- _Work required_:
What lines in the entries hold the string "Rome"? List them.

- _Data shown_:
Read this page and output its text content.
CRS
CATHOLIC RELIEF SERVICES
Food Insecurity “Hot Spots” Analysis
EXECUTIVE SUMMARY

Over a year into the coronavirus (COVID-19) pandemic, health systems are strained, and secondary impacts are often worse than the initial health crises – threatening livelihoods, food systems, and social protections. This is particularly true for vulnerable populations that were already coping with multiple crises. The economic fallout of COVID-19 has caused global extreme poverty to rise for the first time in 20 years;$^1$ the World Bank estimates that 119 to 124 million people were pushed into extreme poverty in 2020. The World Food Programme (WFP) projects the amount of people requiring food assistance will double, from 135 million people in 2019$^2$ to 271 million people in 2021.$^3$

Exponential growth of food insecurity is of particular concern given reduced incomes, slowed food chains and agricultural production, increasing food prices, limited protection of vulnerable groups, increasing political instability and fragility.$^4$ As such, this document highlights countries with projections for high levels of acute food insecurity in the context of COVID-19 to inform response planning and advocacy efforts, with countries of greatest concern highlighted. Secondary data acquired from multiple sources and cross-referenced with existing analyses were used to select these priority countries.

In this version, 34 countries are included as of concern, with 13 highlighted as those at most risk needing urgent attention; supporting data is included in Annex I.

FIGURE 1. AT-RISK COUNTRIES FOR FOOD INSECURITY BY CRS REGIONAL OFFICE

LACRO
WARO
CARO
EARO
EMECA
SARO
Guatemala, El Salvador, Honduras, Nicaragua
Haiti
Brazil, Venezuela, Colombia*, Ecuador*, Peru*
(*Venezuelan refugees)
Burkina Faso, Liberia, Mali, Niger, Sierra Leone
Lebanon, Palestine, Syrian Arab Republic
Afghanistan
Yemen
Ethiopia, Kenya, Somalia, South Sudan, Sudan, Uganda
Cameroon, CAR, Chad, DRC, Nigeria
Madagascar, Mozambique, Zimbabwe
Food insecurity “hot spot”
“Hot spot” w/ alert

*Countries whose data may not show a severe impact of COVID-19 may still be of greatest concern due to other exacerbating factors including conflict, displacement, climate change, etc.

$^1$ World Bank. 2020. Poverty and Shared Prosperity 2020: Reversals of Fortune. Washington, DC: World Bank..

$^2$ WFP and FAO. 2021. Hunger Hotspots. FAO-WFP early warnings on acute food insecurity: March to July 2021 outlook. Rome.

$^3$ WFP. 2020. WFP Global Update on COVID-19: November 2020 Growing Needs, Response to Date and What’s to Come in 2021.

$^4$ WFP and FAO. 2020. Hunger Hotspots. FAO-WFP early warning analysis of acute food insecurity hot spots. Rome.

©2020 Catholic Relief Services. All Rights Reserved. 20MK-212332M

- _Task answer_:
$^2$ WFP and FAO. 2021. Hunger Hotspots. FAO-WFP early warnings on acute food insecurity: March to July 2021 outlook. Rome.
$^4$ WFP and FAO. 2020. Hunger Hotspots. FAO-WFP early warning analysis of acute food insecurity hot spots. Rome.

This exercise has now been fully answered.